» Work to be completed: Seek out every line containing the word "into", and copy each.

» Entries provided:
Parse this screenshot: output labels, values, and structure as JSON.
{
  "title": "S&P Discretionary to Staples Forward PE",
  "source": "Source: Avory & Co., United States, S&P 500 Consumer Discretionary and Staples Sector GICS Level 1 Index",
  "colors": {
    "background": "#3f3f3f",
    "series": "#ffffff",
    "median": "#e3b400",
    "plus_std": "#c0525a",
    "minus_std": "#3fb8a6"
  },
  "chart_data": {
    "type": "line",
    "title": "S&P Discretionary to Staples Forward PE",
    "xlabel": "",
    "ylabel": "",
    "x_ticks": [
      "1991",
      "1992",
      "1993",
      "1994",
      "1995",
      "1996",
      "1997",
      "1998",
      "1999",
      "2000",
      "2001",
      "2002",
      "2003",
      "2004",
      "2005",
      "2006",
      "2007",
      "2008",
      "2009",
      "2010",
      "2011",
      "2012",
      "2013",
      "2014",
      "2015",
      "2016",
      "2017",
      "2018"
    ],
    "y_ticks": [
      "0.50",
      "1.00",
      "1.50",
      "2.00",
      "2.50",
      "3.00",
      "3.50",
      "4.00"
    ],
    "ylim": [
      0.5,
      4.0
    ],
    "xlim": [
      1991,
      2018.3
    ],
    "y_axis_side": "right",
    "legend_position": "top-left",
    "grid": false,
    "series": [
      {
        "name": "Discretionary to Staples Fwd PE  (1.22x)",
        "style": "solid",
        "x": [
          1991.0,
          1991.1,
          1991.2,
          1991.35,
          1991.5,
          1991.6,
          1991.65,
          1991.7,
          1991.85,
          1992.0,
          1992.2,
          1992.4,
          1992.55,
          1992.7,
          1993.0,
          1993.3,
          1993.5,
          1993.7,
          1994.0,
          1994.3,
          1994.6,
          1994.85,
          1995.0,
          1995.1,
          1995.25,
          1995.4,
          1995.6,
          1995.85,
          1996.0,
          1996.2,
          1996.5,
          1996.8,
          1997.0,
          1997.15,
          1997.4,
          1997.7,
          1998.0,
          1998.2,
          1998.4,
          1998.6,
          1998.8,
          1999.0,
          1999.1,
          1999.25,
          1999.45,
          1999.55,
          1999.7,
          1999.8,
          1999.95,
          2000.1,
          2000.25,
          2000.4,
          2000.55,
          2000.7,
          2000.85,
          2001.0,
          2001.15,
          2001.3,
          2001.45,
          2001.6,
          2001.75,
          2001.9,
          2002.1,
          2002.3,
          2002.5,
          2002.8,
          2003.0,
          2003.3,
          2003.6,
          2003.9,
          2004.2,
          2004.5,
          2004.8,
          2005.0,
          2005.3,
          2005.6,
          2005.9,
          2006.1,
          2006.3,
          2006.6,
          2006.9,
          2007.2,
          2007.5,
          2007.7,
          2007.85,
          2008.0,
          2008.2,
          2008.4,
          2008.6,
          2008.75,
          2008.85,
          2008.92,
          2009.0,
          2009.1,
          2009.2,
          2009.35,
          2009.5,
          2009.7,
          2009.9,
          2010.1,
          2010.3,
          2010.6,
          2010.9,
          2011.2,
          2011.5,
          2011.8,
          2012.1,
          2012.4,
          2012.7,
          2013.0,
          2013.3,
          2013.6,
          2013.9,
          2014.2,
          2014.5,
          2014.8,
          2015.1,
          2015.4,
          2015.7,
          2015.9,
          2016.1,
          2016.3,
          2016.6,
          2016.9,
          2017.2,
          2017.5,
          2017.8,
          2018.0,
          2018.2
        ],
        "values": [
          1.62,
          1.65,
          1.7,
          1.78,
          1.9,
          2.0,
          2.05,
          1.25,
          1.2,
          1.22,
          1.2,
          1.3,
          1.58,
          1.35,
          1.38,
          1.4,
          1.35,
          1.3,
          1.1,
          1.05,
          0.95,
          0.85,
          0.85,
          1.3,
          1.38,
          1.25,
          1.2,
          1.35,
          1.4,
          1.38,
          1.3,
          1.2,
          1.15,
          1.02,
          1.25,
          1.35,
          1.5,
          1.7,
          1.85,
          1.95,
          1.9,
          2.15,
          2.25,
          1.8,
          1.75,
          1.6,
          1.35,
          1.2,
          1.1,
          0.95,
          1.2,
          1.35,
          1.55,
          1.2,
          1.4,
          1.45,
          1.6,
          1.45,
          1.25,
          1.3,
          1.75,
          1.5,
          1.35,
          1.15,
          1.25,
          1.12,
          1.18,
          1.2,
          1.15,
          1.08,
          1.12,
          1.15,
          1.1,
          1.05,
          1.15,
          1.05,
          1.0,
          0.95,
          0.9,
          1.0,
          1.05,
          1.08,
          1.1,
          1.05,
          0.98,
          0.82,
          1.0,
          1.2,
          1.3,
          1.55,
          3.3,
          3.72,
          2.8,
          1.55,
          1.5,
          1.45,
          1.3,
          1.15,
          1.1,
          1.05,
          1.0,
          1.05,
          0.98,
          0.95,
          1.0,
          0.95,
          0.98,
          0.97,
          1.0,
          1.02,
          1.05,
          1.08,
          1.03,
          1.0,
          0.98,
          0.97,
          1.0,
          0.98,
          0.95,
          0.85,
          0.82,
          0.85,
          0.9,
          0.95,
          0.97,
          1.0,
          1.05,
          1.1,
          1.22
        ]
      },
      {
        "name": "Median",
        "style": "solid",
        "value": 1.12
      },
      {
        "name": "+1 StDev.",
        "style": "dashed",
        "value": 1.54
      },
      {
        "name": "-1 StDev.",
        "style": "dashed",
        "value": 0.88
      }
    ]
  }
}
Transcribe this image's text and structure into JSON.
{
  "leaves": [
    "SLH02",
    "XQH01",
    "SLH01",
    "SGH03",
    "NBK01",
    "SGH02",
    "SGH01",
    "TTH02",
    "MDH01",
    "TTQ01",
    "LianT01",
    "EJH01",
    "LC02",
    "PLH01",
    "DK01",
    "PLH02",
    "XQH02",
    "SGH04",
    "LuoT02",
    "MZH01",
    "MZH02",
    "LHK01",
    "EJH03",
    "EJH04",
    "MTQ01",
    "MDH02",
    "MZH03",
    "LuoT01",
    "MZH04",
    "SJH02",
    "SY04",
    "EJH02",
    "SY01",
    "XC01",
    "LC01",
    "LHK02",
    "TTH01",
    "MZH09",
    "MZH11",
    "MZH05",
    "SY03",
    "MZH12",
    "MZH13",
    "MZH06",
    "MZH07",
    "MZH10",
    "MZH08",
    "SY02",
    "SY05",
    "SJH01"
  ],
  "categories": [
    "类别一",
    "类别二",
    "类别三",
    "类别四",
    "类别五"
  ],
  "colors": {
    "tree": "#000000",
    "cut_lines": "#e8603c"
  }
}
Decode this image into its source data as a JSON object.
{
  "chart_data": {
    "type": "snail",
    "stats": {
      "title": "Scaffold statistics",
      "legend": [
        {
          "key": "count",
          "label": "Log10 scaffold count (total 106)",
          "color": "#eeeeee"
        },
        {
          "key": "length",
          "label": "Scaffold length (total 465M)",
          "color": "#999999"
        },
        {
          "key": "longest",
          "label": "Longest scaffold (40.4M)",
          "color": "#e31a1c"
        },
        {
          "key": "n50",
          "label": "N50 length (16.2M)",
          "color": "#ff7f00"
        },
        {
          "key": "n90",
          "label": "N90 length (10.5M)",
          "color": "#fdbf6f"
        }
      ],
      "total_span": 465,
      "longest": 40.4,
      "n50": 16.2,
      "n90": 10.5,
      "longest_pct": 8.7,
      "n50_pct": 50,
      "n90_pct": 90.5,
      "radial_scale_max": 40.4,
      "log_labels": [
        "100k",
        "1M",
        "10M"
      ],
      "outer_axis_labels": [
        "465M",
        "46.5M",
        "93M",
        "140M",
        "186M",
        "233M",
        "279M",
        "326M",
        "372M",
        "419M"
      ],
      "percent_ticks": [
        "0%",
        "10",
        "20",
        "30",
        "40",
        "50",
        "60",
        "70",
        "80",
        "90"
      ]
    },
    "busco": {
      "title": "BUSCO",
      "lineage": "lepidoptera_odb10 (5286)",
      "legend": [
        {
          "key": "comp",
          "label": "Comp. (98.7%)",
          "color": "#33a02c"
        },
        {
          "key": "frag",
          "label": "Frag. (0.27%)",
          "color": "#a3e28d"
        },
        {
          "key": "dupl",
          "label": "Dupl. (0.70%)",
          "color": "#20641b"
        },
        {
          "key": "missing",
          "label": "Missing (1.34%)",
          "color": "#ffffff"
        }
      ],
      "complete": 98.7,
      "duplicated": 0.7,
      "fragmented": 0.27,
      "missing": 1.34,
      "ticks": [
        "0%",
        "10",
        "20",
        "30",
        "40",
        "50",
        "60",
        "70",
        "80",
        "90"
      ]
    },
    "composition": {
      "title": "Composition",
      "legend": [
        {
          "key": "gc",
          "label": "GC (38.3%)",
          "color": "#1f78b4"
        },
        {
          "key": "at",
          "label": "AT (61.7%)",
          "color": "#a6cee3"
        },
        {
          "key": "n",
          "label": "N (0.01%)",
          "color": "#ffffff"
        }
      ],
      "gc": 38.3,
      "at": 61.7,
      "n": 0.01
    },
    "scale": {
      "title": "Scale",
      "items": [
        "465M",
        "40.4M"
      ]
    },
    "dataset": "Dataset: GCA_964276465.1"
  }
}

» Finished answer:
Transcribe this image's text and structure into JSON.
Decode this image into its source data as a JSON object.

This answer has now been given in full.